+++ Text shown +++

What About Talking Birds?

The motor theory is species specific to humans. The link between articulatory and speech perception capabilities is special because humans are the only species who produce speech sounds for communication. But wait. What about talking birds?—mynahs, crows, budgerigars (small parrots, often called parakeets), and African Greys, for example. Talking birds produce speech using a very different apparatus from humans—they have no lips, and do not produce a sound source at the larynx but rather have a sound-producing mechanism deep in their chests called a syrinx. Yet the major question is not, “Can these birds articulate?” (because they obviously produce intelligible speech, even if mimicked), but “When they articulate, can they make voluntary adjustments to produce different speech sounds?” If the answer is “Yes, they make such adjustments,” then the species-specific claim of motor theory runs into some difficulty. Patterson and Pepperberg (1998) made just this claim for an African Grey parrot named Alex (1977–2007, https://en.wikipedia.org/wiki/Alex_(parrot)). An opposing view, that the speech produced by talking birds is nothing more than non-inventive mimicry, was expressed by Lieberman (1996).

An apparent falsification of the motor theory was, ironically, a logical outgrowth of the findings in infants. If nonspeaking infants had categorical perception of sound contrasts, perhaps the same would be true of animals. Perhaps the reason infants showed the effect had little to do with a species-specific speech perception mechanism, but instead reflected some general property of mammalian auditory systems. In fact, work by Kuhl and her colleagues (Kuhl, 1986; Kuhl & Miller, 1975; Kuhl & Padden, 1983) and others demonstrated categorical perception for voice onset time (VOT) and stop place of articulation in chinchillas and monkeys, respectively. If categorical perception is the result of a special linkage between human speech production and perception, as claimed by Liberman et al. (1967), the finding of categorical speech perception in animals is a falsification of the linkage specifically, and the motor theory in general. A kinder interpretation of the animal data is that they raise questions about the motor theory but do not falsify the theory in an absolute way. Miller and Jusczyk (1989) summarized this position in this way: “In principle, there are many ways to arrive at the same classification of a set of objects. Hence, the fact that the animals can achieve the same classification does not prove that they use the same means to do so as humans” (pp. 124–125, emphasis added). The data may be the same in adult humans, human infants, and animals, but not necessarily because of a common mechanism. This is an example of the same findings (categorical perception of speech signals) supporting opposing theoretical views.

+++

▸ **Instruction 1**: In the motor theory text, translate this sentence into Spanish: "The data may be the same in adult humans, human infants, and animals, but not necessarily because of a common mechanism."
▸ **Instruction 2**: List every kind of bird the motor theory text gives as an example of talking birds.
▸ **Instruction 3**: Carry the motor theory text forward from its last sentence.

+++ Material +++

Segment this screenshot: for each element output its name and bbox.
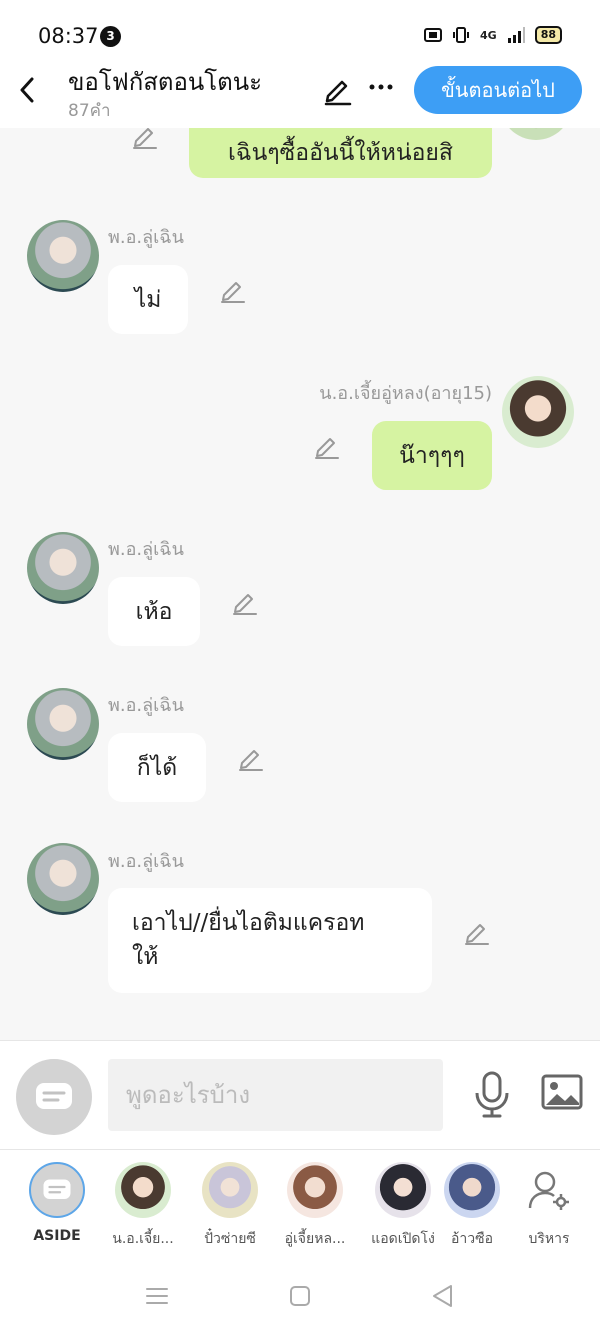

+++

▸ **Exercise answer 1**: Los datos pueden ser los mismos en humanos adultos, bebés humanos y animales, pero no necesariamente debido a un mecanismo común.

▸ **Exercise answer 2**: mynahs, crows, budgerigars, African Greys

▸ **Exercise answer 3**:
Duplex Perception

The possibility of a special speech-perception module in the brains of humans does not, of course, eliminate the need for general auditory function. A host of everyday auditory perceptions requires analysis by mechanisms external to the speech module. Presumably, a speech signal “automatically” engages the speech module; the option is not available to “turn it off” for short periods of time, even if this would occasionally be a nice idea. Other auditory signals engage “general” (non-modular) auditory mechanisms for analysis and perception. The idea of a separation3 between mechanisms for speech perception versus general auditory perception was explored experimentally to prove the existence of the speech module.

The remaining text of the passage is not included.